Er formte Preußens Generalstab
Karl von Grolmann unterstützte Scharnhorst in der
Militär-Reorganisationskommission und Blücher bei Belle-Alliance
von Manuel Ruoff
Der preußische Militärreformer Karl von Grolman war von einer enormen Prinzipienfestigkeit, Konsequenz und Rigorosität, um nicht zu sagen Radikalität, im Denken und Handeln. Mit dem Generalstab schuf er Moltke das Instrument, um an der deutschen Einigung maßgeblich mitzuwirken, die ihm selber zu erleben nicht mehr vergönnt war. Er starb vor 170 Jahren im 67. Lebensjahr.
„Er huldigt nur dem Verstande und ehrt von den Gemütskräften nur die Willenskraft“, sagte August Neidhardt von Gneisenau, ein weiterer Großer der preußischen Reformbewegung, über ihn. Diese Willenskraft kommt schon darin zum Ausdruck, dass der am 30. Juli 1777 in Berlin geborene Preuße sich bereits als Kind gegen die Fortsetzung der Familientradition entschied. Im Gegensatz zu seinem Vater, der als Obertribunalpräsident und Mitautor des Allgemeinen Landrechts in der Justiz erfolgreich Karriere machte, und seinem Großvater mütterlicherseits, der Kriminalrat war, wurde Karl bereits als 14-Jähriger Soldat. Beim Militär fand er seine Berufung. Mit Enthusiasmus ging er in seinem Beruf auf und erfuhr entsprechende Resonanz.

Aufgabe
Schreiben Sie aus dem Artikel über den preußischen Militärreformer den Abschnitt zwischen „Er formte Preußens“ und „im 67. Lebensjahr.“ einschließlich wortgetreu ab. Die Auflistung stammt aus einer anderen Quelle als der Artikel.

Auflistung
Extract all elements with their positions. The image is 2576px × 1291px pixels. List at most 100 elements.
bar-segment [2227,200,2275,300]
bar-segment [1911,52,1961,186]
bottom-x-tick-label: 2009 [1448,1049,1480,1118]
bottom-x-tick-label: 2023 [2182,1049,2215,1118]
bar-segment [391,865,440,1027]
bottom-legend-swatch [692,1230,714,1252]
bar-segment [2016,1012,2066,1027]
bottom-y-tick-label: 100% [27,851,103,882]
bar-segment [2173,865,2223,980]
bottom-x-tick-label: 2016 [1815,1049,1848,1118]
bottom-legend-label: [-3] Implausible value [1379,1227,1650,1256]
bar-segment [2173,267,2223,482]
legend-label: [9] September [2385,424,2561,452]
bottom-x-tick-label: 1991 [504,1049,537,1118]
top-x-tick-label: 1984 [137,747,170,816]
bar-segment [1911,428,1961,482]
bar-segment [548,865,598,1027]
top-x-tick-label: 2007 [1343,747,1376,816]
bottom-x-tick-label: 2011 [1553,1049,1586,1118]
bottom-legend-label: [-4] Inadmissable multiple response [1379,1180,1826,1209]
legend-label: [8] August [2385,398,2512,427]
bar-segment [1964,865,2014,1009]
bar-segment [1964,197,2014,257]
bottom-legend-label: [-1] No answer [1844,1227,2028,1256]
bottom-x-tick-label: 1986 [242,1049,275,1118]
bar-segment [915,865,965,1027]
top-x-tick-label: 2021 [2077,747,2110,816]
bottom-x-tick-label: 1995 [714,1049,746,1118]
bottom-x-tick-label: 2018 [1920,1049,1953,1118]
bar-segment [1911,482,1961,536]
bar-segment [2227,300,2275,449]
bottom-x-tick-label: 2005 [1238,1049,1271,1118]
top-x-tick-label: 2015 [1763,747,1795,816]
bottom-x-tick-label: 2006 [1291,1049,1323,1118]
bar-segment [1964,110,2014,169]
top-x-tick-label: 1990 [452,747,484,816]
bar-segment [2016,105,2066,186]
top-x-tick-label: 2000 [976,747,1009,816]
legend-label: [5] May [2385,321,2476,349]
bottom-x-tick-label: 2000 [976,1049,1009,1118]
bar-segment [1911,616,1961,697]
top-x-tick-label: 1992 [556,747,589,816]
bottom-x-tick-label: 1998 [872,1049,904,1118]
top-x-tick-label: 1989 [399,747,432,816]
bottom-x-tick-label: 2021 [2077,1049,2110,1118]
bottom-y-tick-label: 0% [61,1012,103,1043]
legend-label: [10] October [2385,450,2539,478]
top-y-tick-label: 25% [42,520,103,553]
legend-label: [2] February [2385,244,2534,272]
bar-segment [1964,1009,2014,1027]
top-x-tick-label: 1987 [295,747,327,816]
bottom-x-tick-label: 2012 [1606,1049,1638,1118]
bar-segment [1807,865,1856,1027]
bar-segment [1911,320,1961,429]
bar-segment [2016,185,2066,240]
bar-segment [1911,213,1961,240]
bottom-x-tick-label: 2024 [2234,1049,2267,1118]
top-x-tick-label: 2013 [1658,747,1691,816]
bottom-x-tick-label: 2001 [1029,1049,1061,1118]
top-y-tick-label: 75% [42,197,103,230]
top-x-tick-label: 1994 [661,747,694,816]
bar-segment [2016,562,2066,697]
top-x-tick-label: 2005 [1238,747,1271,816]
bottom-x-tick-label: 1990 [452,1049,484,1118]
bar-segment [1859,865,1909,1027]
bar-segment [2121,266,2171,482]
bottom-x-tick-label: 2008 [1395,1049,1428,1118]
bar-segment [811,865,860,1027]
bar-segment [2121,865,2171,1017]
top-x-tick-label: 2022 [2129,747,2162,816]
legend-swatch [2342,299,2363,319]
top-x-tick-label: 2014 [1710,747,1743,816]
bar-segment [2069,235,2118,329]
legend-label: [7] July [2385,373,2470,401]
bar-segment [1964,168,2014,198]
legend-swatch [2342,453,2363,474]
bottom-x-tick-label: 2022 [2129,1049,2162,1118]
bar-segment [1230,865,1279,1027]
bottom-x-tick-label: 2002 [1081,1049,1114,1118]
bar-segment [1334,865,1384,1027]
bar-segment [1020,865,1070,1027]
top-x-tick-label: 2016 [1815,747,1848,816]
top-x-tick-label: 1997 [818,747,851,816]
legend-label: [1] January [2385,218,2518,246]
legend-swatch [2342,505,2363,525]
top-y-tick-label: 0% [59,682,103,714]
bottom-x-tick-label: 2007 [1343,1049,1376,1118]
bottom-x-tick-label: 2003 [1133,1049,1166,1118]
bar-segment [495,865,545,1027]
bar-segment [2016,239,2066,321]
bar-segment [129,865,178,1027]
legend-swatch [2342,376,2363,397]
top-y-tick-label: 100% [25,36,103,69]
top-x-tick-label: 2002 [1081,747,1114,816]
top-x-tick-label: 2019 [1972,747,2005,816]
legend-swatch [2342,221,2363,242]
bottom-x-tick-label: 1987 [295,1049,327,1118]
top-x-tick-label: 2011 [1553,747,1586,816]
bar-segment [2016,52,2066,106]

Lösung
Er formte Preußens Generalstab
Karl von Grolmann unterstützte Scharnhorst in der
Militär-Reorganisationskommission und Blücher bei Belle-Alliance
von Manuel Ruoff
Der preußische Militärreformer Karl von Grolman war von einer enormen Prinzipienfestigkeit, Konsequenz und Rigorosität, um nicht zu sagen Radikalität, im Denken und Handeln. Mit dem Generalstab schuf er Moltke das Instrument, um an der deutschen Einigung maßgeblich mitzuwirken, die ihm selber zu erleben nicht mehr vergönnt war. Er starb vor 170 Jahren im 67. Lebensjahr.